Dataset listings of figures:
##########
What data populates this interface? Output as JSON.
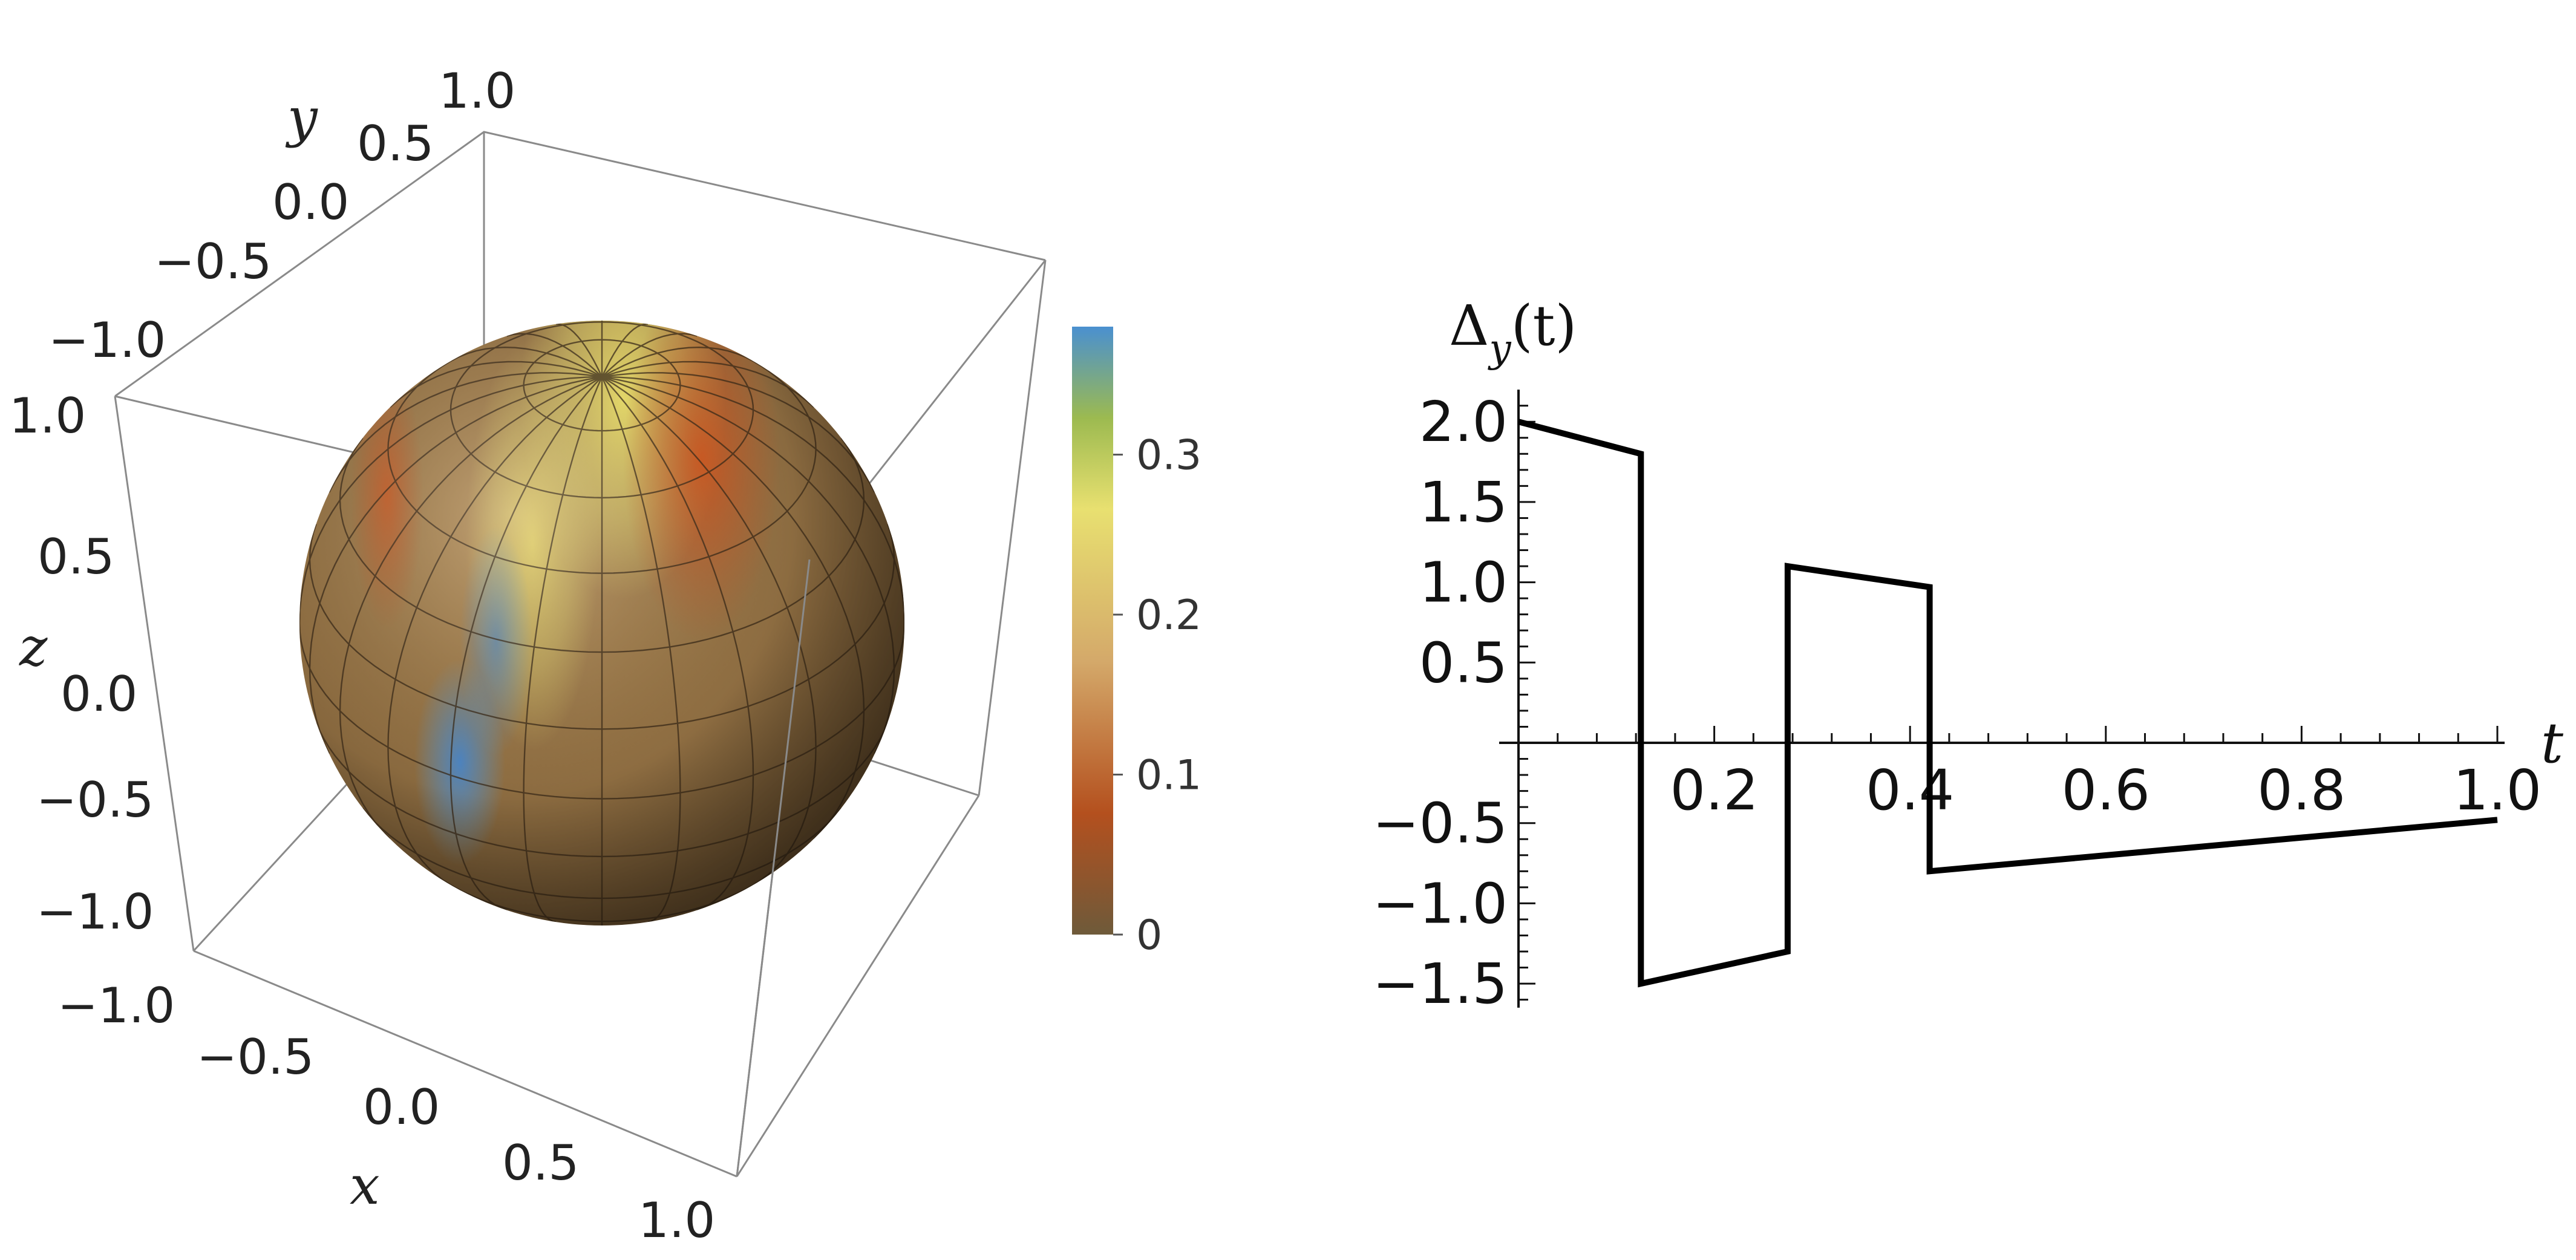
{
  "chart_data": [
    {
      "type": "surface3d",
      "description": "unit sphere colored by a scalar field with colorbar",
      "axes": {
        "x": {
          "label": "x",
          "range": [
            -1.0,
            1.0
          ],
          "ticks": [
            "−1.0",
            "−0.5",
            "0.0",
            "0.5",
            "1.0"
          ]
        },
        "y": {
          "label": "y",
          "range": [
            -1.0,
            1.0
          ],
          "ticks": [
            "−1.0",
            "−0.5",
            "0.0",
            "0.5",
            "1.0"
          ]
        },
        "z": {
          "label": "z",
          "range": [
            -1.0,
            1.0
          ],
          "ticks": [
            "−1.0",
            "−0.5",
            "0.0",
            "0.5",
            "1.0"
          ]
        }
      },
      "colorbar": {
        "range": [
          0,
          0.38
        ],
        "ticks": [
          "0",
          "0.1",
          "0.2",
          "0.3"
        ],
        "tick_values": [
          0,
          0.1,
          0.2,
          0.3
        ],
        "stops": [
          "#6e5a3a",
          "#b4501e",
          "#d4a96a",
          "#e8e070",
          "#9cba50",
          "#4a90d0"
        ]
      }
    },
    {
      "type": "line",
      "title": "",
      "xlabel": "t",
      "ylabel_base": "Δ",
      "ylabel_sub": "y",
      "ylabel_rest": "(t)",
      "xlim": [
        0,
        1.0
      ],
      "ylim": [
        -1.65,
        2.2
      ],
      "x_ticks": [
        0.2,
        0.4,
        0.6,
        0.8,
        1.0
      ],
      "x_tick_labels": [
        "0.2",
        "0.4",
        "0.6",
        "0.8",
        "1.0"
      ],
      "y_ticks": [
        -1.5,
        -1.0,
        -0.5,
        0.5,
        1.0,
        1.5,
        2.0
      ],
      "y_tick_labels": [
        "−1.5",
        "−1.0",
        "−0.5",
        "0.5",
        "1.0",
        "1.5",
        "2.0"
      ],
      "series": [
        {
          "x": [
            0,
            0.125,
            0.125,
            0.275,
            0.275,
            0.42,
            0.42,
            1.0
          ],
          "y": [
            2.0,
            1.8,
            -1.5,
            -1.3,
            1.1,
            0.97,
            -0.8,
            -0.48
          ]
        }
      ]
    }
  ]
}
##########
**What to produce**
Pictures in the records should not appear in your copy, but everything else must be transcribed exactly.

**Exercise solution**
What data populates this interface? Output as JSON.
{
  "chart_data": [
    {
      "type": "surface3d",
      "description": "unit sphere colored by a scalar field with colorbar",
      "axes": {
        "x": {
          "label": "x",
          "range": [
            -1.0,
            1.0
          ],
          "ticks": [
            "−1.0",
            "−0.5",
            "0.0",
            "0.5",
            "1.0"
          ]
        },
        "y": {
          "label": "y",
          "range": [
            -1.0,
            1.0
          ],
          "ticks": [
            "−1.0",
            "−0.5",
            "0.0",
            "0.5",
            "1.0"
          ]
        },
        "z": {
          "label": "z",
          "range": [
            -1.0,
            1.0
          ],
          "ticks": [
            "−1.0",
            "−0.5",
            "0.0",
            "0.5",
            "1.0"
          ]
        }
      },
      "colorbar": {
        "range": [
          0,
          0.38
        ],
        "ticks": [
          "0",
          "0.1",
          "0.2",
          "0.3"
        ],
        "tick_values": [
          0,
          0.1,
          0.2,
          0.3
        ],
        "stops": [
          "#6e5a3a",
          "#b4501e",
          "#d4a96a",
          "#e8e070",
          "#9cba50",
          "#4a90d0"
        ]
      }
    },
    {
      "type": "line",
      "title": "",
      "xlabel": "t",
      "ylabel_base": "Δ",
      "ylabel_sub": "y",
      "ylabel_rest": "(t)",
      "xlim": [
        0,
        1.0
      ],
      "ylim": [
        -1.65,
        2.2
      ],
      "x_ticks": [
        0.2,
        0.4,
        0.6,
        0.8,
        1.0
      ],
      "x_tick_labels": [
        "0.2",
        "0.4",
        "0.6",
        "0.8",
        "1.0"
      ],
      "y_ticks": [
        -1.5,
        -1.0,
        -0.5,
        0.5,
        1.0,
        1.5,
        2.0
      ],
      "y_tick_labels": [
        "−1.5",
        "−1.0",
        "−0.5",
        "0.5",
        "1.0",
        "1.5",
        "2.0"
      ],
      "series": [
        {
          "x": [
            0,
            0.125,
            0.125,
            0.275,
            0.275,
            0.42,
            0.42,
            1.0
          ],
          "y": [
            2.0,
            1.8,
            -1.5,
            -1.3,
            1.1,
            0.97,
            -0.8,
            -0.48
          ]
        }
      ]
    }
  ]
}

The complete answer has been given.